----- Extracted information -----
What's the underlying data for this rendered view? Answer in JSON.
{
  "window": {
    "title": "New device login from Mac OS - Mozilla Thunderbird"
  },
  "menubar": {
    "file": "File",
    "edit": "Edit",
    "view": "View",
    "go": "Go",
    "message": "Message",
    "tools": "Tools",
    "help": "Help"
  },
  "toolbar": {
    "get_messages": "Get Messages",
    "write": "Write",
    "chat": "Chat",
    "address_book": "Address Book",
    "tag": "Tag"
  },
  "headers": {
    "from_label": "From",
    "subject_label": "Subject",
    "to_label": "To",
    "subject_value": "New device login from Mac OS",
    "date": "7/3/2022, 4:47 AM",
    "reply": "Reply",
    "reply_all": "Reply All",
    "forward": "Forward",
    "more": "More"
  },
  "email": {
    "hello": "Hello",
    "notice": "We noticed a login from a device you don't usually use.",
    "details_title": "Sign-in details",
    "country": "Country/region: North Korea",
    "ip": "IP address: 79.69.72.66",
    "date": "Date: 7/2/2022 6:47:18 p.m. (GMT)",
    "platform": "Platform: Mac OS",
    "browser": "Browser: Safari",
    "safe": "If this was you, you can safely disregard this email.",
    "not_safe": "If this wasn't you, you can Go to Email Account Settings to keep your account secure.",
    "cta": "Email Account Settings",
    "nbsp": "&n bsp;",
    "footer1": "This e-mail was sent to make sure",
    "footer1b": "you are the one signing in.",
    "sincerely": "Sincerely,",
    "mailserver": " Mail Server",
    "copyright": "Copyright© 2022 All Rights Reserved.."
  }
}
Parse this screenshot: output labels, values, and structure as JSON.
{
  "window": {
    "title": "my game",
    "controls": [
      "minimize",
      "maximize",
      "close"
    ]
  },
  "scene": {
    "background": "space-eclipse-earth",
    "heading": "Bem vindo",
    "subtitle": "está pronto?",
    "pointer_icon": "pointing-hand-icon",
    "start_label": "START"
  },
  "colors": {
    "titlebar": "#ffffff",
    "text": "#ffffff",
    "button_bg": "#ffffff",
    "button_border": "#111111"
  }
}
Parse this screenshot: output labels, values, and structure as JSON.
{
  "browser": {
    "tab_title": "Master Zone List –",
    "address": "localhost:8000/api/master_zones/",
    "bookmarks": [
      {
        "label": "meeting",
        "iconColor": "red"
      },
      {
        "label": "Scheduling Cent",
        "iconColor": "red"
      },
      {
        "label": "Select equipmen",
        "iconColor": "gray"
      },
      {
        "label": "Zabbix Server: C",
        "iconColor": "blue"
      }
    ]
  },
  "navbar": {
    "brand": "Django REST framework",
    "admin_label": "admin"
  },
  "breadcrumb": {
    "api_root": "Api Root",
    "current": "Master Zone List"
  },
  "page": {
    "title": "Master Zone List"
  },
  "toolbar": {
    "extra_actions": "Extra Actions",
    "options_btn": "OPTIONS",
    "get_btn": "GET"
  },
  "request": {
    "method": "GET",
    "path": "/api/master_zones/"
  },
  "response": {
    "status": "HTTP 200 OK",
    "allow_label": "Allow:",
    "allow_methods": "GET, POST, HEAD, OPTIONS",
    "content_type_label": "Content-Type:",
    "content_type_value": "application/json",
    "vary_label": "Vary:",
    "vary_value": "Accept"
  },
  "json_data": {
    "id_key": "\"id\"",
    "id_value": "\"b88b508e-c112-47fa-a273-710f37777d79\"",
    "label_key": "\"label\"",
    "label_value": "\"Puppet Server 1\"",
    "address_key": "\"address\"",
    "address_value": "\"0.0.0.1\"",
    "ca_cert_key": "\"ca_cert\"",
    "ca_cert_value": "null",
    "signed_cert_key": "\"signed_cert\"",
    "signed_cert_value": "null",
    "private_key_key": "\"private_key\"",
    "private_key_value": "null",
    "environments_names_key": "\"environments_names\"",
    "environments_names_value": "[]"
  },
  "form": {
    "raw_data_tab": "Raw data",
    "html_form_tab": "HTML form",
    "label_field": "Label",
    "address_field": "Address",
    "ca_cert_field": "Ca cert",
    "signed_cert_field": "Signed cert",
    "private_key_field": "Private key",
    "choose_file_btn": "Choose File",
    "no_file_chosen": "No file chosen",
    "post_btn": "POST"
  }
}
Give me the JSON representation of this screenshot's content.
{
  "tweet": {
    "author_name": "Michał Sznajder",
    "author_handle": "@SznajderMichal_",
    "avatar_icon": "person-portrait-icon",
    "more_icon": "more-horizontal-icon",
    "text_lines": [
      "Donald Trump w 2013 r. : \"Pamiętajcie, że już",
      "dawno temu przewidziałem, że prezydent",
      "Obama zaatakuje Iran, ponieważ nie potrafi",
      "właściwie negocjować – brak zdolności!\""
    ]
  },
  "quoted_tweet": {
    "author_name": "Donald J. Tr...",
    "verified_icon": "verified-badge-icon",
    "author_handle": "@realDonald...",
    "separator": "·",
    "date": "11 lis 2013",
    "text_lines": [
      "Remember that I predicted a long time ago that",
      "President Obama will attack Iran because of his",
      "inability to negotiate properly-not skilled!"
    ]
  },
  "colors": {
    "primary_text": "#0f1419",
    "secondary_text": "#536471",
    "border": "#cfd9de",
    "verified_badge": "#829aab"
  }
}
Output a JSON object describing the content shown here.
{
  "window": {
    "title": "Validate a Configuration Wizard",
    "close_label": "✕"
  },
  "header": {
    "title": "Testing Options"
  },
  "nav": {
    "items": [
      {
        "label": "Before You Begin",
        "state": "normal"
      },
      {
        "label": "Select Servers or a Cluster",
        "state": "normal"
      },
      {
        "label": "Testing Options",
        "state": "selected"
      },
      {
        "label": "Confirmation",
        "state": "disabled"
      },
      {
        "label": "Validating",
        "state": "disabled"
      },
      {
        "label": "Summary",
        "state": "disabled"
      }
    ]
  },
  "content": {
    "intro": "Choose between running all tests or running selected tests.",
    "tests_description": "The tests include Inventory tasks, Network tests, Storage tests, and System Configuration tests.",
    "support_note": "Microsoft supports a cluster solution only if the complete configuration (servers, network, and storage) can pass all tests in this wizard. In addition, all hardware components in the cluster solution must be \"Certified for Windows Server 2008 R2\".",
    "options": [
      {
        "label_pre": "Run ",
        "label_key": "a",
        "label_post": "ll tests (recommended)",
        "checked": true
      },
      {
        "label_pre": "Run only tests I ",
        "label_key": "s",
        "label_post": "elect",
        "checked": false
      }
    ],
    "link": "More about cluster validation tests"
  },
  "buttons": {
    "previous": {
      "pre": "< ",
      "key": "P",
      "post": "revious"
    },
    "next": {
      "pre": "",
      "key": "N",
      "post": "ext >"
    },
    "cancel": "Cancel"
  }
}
-----
• [Problem description]: Repeat the preceding lines exactly, please, every one of them.

• [Exercise output]:
What's the underlying data for this rendered view? Answer in JSON.
{
  "window": {
    "title": "New device login from Mac OS - Mozilla Thunderbird"
  },
  "menubar": {
    "file": "File",
    "edit": "Edit",
    "view": "View",
    "go": "Go",
    "message": "Message",
    "tools": "Tools",
    "help": "Help"
  },
  "toolbar": {
    "get_messages": "Get Messages",
    "write": "Write",
    "chat": "Chat",
    "address_book": "Address Book",
    "tag": "Tag"
  },
  "headers": {
    "from_label": "From",
    "subject_label": "Subject",
    "to_label": "To",
    "subject_value": "New device login from Mac OS",
    "date": "7/3/2022, 4:47 AM",
    "reply": "Reply",
    "reply_all": "Reply All",
    "forward": "Forward",
    "more": "More"
  },
  "email": {
    "hello": "Hello",
    "notice": "We noticed a login from a device you don't usually use.",
    "details_title": "Sign-in details",
    "country": "Country/region: North Korea",
    "ip": "IP address: 79.69.72.66",
    "date": "Date: 7/2/2022 6:47:18 p.m. (GMT)",
    "platform": "Platform: Mac OS",
    "browser": "Browser: Safari",
    "safe": "If this was you, you can safely disregard this email.",
    "not_safe": "If this wasn't you, you can Go to Email Account Settings to keep your account secure.",
    "cta": "Email Account Settings",
    "nbsp": "&n bsp;",
    "footer1": "This e-mail was sent to make sure",
    "footer1b": "you are the one signing in.",
    "sincerely": "Sincerely,",
    "mailserver": " Mail Server",
    "copyright": "Copyright© 2022 All Rights Reserved.."
  }
}
Parse this screenshot: output labels, values, and structure as JSON.
{
  "window": {
    "title": "my game",
    "controls": [
      "minimize",
      "maximize",
      "close"
    ]
  },
  "scene": {
    "background": "space-eclipse-earth",
    "heading": "Bem vindo",
    "subtitle": "está pronto?",
    "pointer_icon": "pointing-hand-icon",
    "start_label": "START"
  },
  "colors": {
    "titlebar": "#ffffff",
    "text": "#ffffff",
    "button_bg": "#ffffff",
    "button_border": "#111111"
  }
}
Parse this screenshot: output labels, values, and structure as JSON.
{
  "browser": {
    "tab_title": "Master Zone List –",
    "address": "localhost:8000/api/master_zones/",
    "bookmarks": [
      {
        "label": "meeting",
        "iconColor": "red"
      },
      {
        "label": "Scheduling Cent",
        "iconColor": "red"
      },
      {
        "label": "Select equipmen",
        "iconColor": "gray"
      },
      {
        "label": "Zabbix Server: C",
        "iconColor": "blue"
      }
    ]
  },
  "navbar": {
    "brand": "Django REST framework",
    "admin_label": "admin"
  },
  "breadcrumb": {
    "api_root": "Api Root",
    "current": "Master Zone List"
  },
  "page": {
    "title": "Master Zone List"
  },
  "toolbar": {
    "extra_actions": "Extra Actions",
    "options_btn": "OPTIONS",
    "get_btn": "GET"
  },
  "request": {
    "method": "GET",
    "path": "/api/master_zones/"
  },
  "response": {
    "status": "HTTP 200 OK",
    "allow_label": "Allow:",
    "allow_methods": "GET, POST, HEAD, OPTIONS",
    "content_type_label": "Content-Type:",
    "content_type_value": "application/json",
    "vary_label": "Vary:",
    "vary_value": "Accept"
  },
  "json_data": {
    "id_key": "\"id\"",
    "id_value": "\"b88b508e-c112-47fa-a273-710f37777d79\"",
    "label_key": "\"label\"",
    "label_value": "\"Puppet Server 1\"",
    "address_key": "\"address\"",
    "address_value": "\"0.0.0.1\"",
    "ca_cert_key": "\"ca_cert\"",
    "ca_cert_value": "null",
    "signed_cert_key": "\"signed_cert\"",
    "signed_cert_value": "null",
    "private_key_key": "\"private_key\"",
    "private_key_value": "null",
    "environments_names_key": "\"environments_names\"",
    "environments_names_value": "[]"
  },
  "form": {
    "raw_data_tab": "Raw data",
    "html_form_tab": "HTML form",
    "label_field": "Label",
    "address_field": "Address",
    "ca_cert_field": "Ca cert",
    "signed_cert_field": "Signed cert",
    "private_key_field": "Private key",
    "choose_file_btn": "Choose File",
    "no_file_chosen": "No file chosen",
    "post_btn": "POST"
  }
}
Give me the JSON representation of this screenshot's content.
{
  "tweet": {
    "author_name": "Michał Sznajder",
    "author_handle": "@SznajderMichal_",
    "avatar_icon": "person-portrait-icon",
    "more_icon": "more-horizontal-icon",
    "text_lines": [
      "Donald Trump w 2013 r. : \"Pamiętajcie, że już",
      "dawno temu przewidziałem, że prezydent",
      "Obama zaatakuje Iran, ponieważ nie potrafi",
      "właściwie negocjować – brak zdolności!\""
    ]
  },
  "quoted_tweet": {
    "author_name": "Donald J. Tr...",
    "verified_icon": "verified-badge-icon",
    "author_handle": "@realDonald...",
    "separator": "·",
    "date": "11 lis 2013",
    "text_lines": [
      "Remember that I predicted a long time ago that",
      "President Obama will attack Iran because of his",
      "inability to negotiate properly-not skilled!"
    ]
  },
  "colors": {
    "primary_text": "#0f1419",
    "secondary_text": "#536471",
    "border": "#cfd9de",
    "verified_badge": "#829aab"
  }
}
Output a JSON object describing the content shown here.
{
  "window": {
    "title": "Validate a Configuration Wizard",
    "close_label": "✕"
  },
  "header": {
    "title": "Testing Options"
  },
  "nav": {
    "items": [
      {
        "label": "Before You Begin",
        "state": "normal"
      },
      {
        "label": "Select Servers or a Cluster",
        "state": "normal"
      },
      {
        "label": "Testing Options",
        "state": "selected"
      },
      {
        "label": "Confirmation",
        "state": "disabled"
      },
      {
        "label": "Validating",
        "state": "disabled"
      },
      {
        "label": "Summary",
        "state": "disabled"
      }
    ]
  },
  "content": {
    "intro": "Choose between running all tests or running selected tests.",
    "tests_description": "The tests include Inventory tasks, Network tests, Storage tests, and System Configuration tests.",
    "support_note": "Microsoft supports a cluster solution only if the complete configuration (servers, network, and storage) can pass all tests in this wizard. In addition, all hardware components in the cluster solution must be \"Certified for Windows Server 2008 R2\".",
    "options": [
      {
        "label_pre": "Run ",
        "label_key": "a",
        "label_post": "ll tests (recommended)",
        "checked": true
      },
      {
        "label_pre": "Run only tests I ",
        "label_key": "s",
        "label_post": "elect",
        "checked": false
      }
    ],
    "link": "More about cluster validation tests"
  },
  "buttons": {
    "previous": {
      "pre": "< ",
      "key": "P",
      "post": "revious"
    },
    "next": {
      "pre": "",
      "key": "N",
      "post": "ext >"
    },
    "cancel": "Cancel"
  }
}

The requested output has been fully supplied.